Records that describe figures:
****************

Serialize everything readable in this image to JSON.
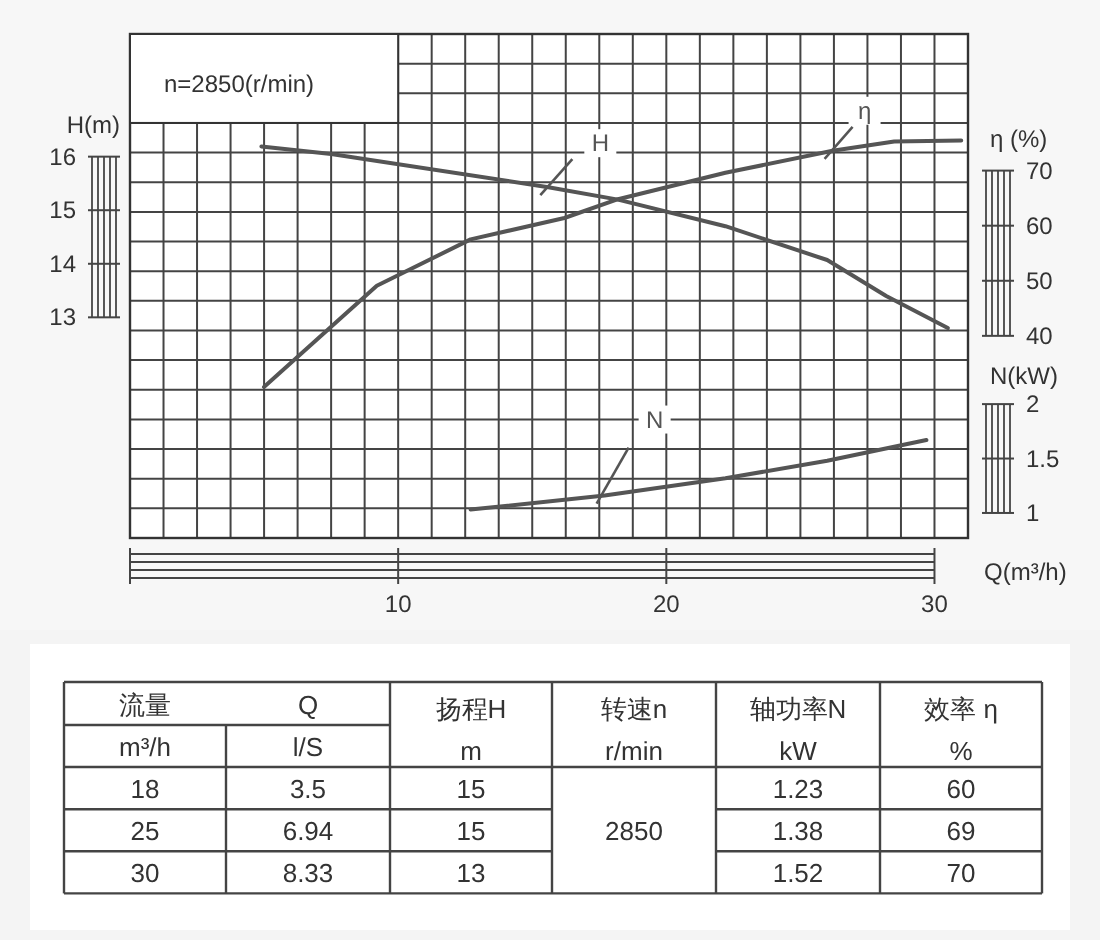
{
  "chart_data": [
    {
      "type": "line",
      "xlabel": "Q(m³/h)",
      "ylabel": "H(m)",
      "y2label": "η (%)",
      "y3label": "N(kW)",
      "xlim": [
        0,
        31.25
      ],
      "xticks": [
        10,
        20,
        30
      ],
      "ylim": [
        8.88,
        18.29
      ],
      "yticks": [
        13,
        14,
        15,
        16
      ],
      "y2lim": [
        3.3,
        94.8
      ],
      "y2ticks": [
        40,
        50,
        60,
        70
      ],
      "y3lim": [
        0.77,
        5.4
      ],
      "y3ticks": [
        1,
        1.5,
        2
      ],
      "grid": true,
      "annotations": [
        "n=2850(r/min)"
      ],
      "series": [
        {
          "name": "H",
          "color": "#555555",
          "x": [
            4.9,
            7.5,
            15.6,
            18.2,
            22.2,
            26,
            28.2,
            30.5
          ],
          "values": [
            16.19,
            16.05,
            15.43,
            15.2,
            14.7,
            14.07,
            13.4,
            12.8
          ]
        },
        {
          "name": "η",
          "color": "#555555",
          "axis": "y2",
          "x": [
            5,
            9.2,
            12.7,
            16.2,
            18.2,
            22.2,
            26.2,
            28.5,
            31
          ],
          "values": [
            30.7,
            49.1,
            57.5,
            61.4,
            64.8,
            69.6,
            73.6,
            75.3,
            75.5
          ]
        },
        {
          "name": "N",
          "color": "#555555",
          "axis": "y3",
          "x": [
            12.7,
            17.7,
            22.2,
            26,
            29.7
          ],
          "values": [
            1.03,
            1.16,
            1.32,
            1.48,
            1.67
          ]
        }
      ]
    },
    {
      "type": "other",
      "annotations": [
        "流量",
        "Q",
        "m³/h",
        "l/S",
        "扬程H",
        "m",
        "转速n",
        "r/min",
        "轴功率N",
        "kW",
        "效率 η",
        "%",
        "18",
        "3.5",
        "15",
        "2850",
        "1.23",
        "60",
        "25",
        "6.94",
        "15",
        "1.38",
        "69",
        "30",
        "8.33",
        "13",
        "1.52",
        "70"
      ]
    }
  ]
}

****************

■ TASK ■
Repeat all the records above exactly, leaving out any pictures.

■ THE REPLY ■
Serialize everything readable in this image to JSON.
{
  "chart_data": [
    {
      "type": "line",
      "xlabel": "Q(m³/h)",
      "ylabel": "H(m)",
      "y2label": "η (%)",
      "y3label": "N(kW)",
      "xlim": [
        0,
        31.25
      ],
      "xticks": [
        10,
        20,
        30
      ],
      "ylim": [
        8.88,
        18.29
      ],
      "yticks": [
        13,
        14,
        15,
        16
      ],
      "y2lim": [
        3.3,
        94.8
      ],
      "y2ticks": [
        40,
        50,
        60,
        70
      ],
      "y3lim": [
        0.77,
        5.4
      ],
      "y3ticks": [
        1,
        1.5,
        2
      ],
      "grid": true,
      "annotations": [
        "n=2850(r/min)"
      ],
      "series": [
        {
          "name": "H",
          "color": "#555555",
          "x": [
            4.9,
            7.5,
            15.6,
            18.2,
            22.2,
            26,
            28.2,
            30.5
          ],
          "values": [
            16.19,
            16.05,
            15.43,
            15.2,
            14.7,
            14.07,
            13.4,
            12.8
          ]
        },
        {
          "name": "η",
          "color": "#555555",
          "axis": "y2",
          "x": [
            5,
            9.2,
            12.7,
            16.2,
            18.2,
            22.2,
            26.2,
            28.5,
            31
          ],
          "values": [
            30.7,
            49.1,
            57.5,
            61.4,
            64.8,
            69.6,
            73.6,
            75.3,
            75.5
          ]
        },
        {
          "name": "N",
          "color": "#555555",
          "axis": "y3",
          "x": [
            12.7,
            17.7,
            22.2,
            26,
            29.7
          ],
          "values": [
            1.03,
            1.16,
            1.32,
            1.48,
            1.67
          ]
        }
      ]
    },
    {
      "type": "other",
      "annotations": [
        "流量",
        "Q",
        "m³/h",
        "l/S",
        "扬程H",
        "m",
        "转速n",
        "r/min",
        "轴功率N",
        "kW",
        "效率 η",
        "%",
        "18",
        "3.5",
        "15",
        "2850",
        "1.23",
        "60",
        "25",
        "6.94",
        "15",
        "1.38",
        "69",
        "30",
        "8.33",
        "13",
        "1.52",
        "70"
      ]
    }
  ]
}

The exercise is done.